— Stated task —
What is needed here is an exact copy of every entry.

— Material —
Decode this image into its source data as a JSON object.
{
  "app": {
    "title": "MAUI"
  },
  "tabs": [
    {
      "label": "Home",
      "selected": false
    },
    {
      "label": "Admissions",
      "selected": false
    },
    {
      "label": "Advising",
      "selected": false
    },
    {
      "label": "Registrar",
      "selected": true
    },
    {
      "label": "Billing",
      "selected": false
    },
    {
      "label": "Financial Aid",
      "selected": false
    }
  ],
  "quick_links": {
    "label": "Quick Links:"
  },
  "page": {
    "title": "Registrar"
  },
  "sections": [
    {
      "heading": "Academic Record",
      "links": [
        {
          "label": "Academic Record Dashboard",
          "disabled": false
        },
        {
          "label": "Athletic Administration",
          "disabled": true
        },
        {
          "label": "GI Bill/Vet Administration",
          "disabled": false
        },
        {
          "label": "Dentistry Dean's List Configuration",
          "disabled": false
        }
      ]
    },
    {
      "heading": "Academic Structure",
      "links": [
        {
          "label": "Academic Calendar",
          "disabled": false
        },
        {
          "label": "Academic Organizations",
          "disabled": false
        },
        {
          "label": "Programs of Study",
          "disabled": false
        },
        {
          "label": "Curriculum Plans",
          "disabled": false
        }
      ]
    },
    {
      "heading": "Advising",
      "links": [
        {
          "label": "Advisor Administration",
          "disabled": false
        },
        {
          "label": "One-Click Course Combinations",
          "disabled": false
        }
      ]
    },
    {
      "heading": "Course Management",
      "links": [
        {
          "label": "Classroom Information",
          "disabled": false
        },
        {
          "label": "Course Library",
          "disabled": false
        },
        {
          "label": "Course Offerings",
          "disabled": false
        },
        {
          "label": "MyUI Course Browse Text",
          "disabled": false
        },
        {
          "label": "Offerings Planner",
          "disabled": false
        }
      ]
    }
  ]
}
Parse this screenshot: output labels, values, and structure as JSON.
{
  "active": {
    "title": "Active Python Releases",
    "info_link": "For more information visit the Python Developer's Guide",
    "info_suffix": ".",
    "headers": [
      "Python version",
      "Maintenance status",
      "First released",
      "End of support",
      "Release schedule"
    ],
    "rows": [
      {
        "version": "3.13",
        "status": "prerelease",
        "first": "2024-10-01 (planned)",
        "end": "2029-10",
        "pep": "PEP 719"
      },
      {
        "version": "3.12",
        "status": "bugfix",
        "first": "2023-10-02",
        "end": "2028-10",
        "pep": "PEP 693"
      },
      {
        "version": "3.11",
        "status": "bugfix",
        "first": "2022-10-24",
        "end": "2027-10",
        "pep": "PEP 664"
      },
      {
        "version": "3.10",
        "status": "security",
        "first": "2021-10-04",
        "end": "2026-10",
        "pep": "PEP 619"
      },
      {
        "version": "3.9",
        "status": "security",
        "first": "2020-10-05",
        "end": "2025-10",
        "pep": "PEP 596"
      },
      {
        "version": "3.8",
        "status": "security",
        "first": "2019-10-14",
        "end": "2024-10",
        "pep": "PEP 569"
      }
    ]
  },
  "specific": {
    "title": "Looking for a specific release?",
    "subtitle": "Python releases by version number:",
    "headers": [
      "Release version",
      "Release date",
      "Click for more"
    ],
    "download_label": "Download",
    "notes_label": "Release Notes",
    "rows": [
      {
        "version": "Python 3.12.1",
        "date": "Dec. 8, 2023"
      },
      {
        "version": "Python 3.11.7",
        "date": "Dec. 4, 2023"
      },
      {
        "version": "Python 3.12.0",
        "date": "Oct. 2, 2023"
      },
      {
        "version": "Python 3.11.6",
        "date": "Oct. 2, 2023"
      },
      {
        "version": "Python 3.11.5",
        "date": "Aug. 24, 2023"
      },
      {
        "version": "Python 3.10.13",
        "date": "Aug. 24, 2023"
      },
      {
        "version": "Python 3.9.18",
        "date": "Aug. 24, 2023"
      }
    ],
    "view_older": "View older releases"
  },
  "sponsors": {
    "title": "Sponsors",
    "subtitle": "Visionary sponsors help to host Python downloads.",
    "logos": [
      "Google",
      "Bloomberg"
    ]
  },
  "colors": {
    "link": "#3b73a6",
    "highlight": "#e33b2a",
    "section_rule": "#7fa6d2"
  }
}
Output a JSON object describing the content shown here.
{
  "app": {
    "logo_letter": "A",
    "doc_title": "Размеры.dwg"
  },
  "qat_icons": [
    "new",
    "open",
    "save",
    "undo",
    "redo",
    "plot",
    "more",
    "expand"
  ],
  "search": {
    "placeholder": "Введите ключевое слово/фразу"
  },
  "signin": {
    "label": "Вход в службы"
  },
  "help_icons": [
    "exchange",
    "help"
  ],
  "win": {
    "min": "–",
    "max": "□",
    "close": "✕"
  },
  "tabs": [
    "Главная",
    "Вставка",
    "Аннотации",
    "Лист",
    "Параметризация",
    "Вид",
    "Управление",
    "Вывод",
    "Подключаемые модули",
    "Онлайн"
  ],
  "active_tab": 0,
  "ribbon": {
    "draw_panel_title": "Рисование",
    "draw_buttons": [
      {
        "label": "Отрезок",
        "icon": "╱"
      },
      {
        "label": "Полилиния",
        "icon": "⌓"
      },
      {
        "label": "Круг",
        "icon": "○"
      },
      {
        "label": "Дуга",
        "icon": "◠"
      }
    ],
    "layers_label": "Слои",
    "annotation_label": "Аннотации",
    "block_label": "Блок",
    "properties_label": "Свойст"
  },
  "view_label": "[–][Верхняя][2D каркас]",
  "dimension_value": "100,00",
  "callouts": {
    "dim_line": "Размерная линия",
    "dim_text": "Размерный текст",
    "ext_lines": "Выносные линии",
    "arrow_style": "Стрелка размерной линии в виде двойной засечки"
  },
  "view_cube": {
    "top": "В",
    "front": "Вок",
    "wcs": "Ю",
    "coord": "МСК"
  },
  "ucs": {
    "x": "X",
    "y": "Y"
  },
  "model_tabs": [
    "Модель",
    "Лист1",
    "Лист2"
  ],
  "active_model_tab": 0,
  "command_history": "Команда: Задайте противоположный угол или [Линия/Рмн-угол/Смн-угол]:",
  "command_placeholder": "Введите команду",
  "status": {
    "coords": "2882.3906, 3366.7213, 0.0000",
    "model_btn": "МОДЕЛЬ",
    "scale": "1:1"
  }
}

— Right answer —
Decode this image into its source data as a JSON object.
{
  "app": {
    "title": "MAUI"
  },
  "tabs": [
    {
      "label": "Home",
      "selected": false
    },
    {
      "label": "Admissions",
      "selected": false
    },
    {
      "label": "Advising",
      "selected": false
    },
    {
      "label": "Registrar",
      "selected": true
    },
    {
      "label": "Billing",
      "selected": false
    },
    {
      "label": "Financial Aid",
      "selected": false
    }
  ],
  "quick_links": {
    "label": "Quick Links:"
  },
  "page": {
    "title": "Registrar"
  },
  "sections": [
    {
      "heading": "Academic Record",
      "links": [
        {
          "label": "Academic Record Dashboard",
          "disabled": false
        },
        {
          "label": "Athletic Administration",
          "disabled": true
        },
        {
          "label": "GI Bill/Vet Administration",
          "disabled": false
        },
        {
          "label": "Dentistry Dean's List Configuration",
          "disabled": false
        }
      ]
    },
    {
      "heading": "Academic Structure",
      "links": [
        {
          "label": "Academic Calendar",
          "disabled": false
        },
        {
          "label": "Academic Organizations",
          "disabled": false
        },
        {
          "label": "Programs of Study",
          "disabled": false
        },
        {
          "label": "Curriculum Plans",
          "disabled": false
        }
      ]
    },
    {
      "heading": "Advising",
      "links": [
        {
          "label": "Advisor Administration",
          "disabled": false
        },
        {
          "label": "One-Click Course Combinations",
          "disabled": false
        }
      ]
    },
    {
      "heading": "Course Management",
      "links": [
        {
          "label": "Classroom Information",
          "disabled": false
        },
        {
          "label": "Course Library",
          "disabled": false
        },
        {
          "label": "Course Offerings",
          "disabled": false
        },
        {
          "label": "MyUI Course Browse Text",
          "disabled": false
        },
        {
          "label": "Offerings Planner",
          "disabled": false
        }
      ]
    }
  ]
}
Parse this screenshot: output labels, values, and structure as JSON.
{
  "active": {
    "title": "Active Python Releases",
    "info_link": "For more information visit the Python Developer's Guide",
    "info_suffix": ".",
    "headers": [
      "Python version",
      "Maintenance status",
      "First released",
      "End of support",
      "Release schedule"
    ],
    "rows": [
      {
        "version": "3.13",
        "status": "prerelease",
        "first": "2024-10-01 (planned)",
        "end": "2029-10",
        "pep": "PEP 719"
      },
      {
        "version": "3.12",
        "status": "bugfix",
        "first": "2023-10-02",
        "end": "2028-10",
        "pep": "PEP 693"
      },
      {
        "version": "3.11",
        "status": "bugfix",
        "first": "2022-10-24",
        "end": "2027-10",
        "pep": "PEP 664"
      },
      {
        "version": "3.10",
        "status": "security",
        "first": "2021-10-04",
        "end": "2026-10",
        "pep": "PEP 619"
      },
      {
        "version": "3.9",
        "status": "security",
        "first": "2020-10-05",
        "end": "2025-10",
        "pep": "PEP 596"
      },
      {
        "version": "3.8",
        "status": "security",
        "first": "2019-10-14",
        "end": "2024-10",
        "pep": "PEP 569"
      }
    ]
  },
  "specific": {
    "title": "Looking for a specific release?",
    "subtitle": "Python releases by version number:",
    "headers": [
      "Release version",
      "Release date",
      "Click for more"
    ],
    "download_label": "Download",
    "notes_label": "Release Notes",
    "rows": [
      {
        "version": "Python 3.12.1",
        "date": "Dec. 8, 2023"
      },
      {
        "version": "Python 3.11.7",
        "date": "Dec. 4, 2023"
      },
      {
        "version": "Python 3.12.0",
        "date": "Oct. 2, 2023"
      },
      {
        "version": "Python 3.11.6",
        "date": "Oct. 2, 2023"
      },
      {
        "version": "Python 3.11.5",
        "date": "Aug. 24, 2023"
      },
      {
        "version": "Python 3.10.13",
        "date": "Aug. 24, 2023"
      },
      {
        "version": "Python 3.9.18",
        "date": "Aug. 24, 2023"
      }
    ],
    "view_older": "View older releases"
  },
  "sponsors": {
    "title": "Sponsors",
    "subtitle": "Visionary sponsors help to host Python downloads.",
    "logos": [
      "Google",
      "Bloomberg"
    ]
  },
  "colors": {
    "link": "#3b73a6",
    "highlight": "#e33b2a",
    "section_rule": "#7fa6d2"
  }
}
Output a JSON object describing the content shown here.
{
  "app": {
    "logo_letter": "A",
    "doc_title": "Размеры.dwg"
  },
  "qat_icons": [
    "new",
    "open",
    "save",
    "undo",
    "redo",
    "plot",
    "more",
    "expand"
  ],
  "search": {
    "placeholder": "Введите ключевое слово/фразу"
  },
  "signin": {
    "label": "Вход в службы"
  },
  "help_icons": [
    "exchange",
    "help"
  ],
  "win": {
    "min": "–",
    "max": "□",
    "close": "✕"
  },
  "tabs": [
    "Главная",
    "Вставка",
    "Аннотации",
    "Лист",
    "Параметризация",
    "Вид",
    "Управление",
    "Вывод",
    "Подключаемые модули",
    "Онлайн"
  ],
  "active_tab": 0,
  "ribbon": {
    "draw_panel_title": "Рисование",
    "draw_buttons": [
      {
        "label": "Отрезок",
        "icon": "╱"
      },
      {
        "label": "Полилиния",
        "icon": "⌓"
      },
      {
        "label": "Круг",
        "icon": "○"
      },
      {
        "label": "Дуга",
        "icon": "◠"
      }
    ],
    "layers_label": "Слои",
    "annotation_label": "Аннотации",
    "block_label": "Блок",
    "properties_label": "Свойст"
  },
  "view_label": "[–][Верхняя][2D каркас]",
  "dimension_value": "100,00",
  "callouts": {
    "dim_line": "Размерная линия",
    "dim_text": "Размерный текст",
    "ext_lines": "Выносные линии",
    "arrow_style": "Стрелка размерной линии в виде двойной засечки"
  },
  "view_cube": {
    "top": "В",
    "front": "Вок",
    "wcs": "Ю",
    "coord": "МСК"
  },
  "ucs": {
    "x": "X",
    "y": "Y"
  },
  "model_tabs": [
    "Модель",
    "Лист1",
    "Лист2"
  ],
  "active_model_tab": 0,
  "command_history": "Команда: Задайте противоположный угол или [Линия/Рмн-угол/Смн-угол]:",
  "command_placeholder": "Введите команду",
  "status": {
    "coords": "2882.3906, 3366.7213, 0.0000",
    "model_btn": "МОДЕЛЬ",
    "scale": "1:1"
  }
}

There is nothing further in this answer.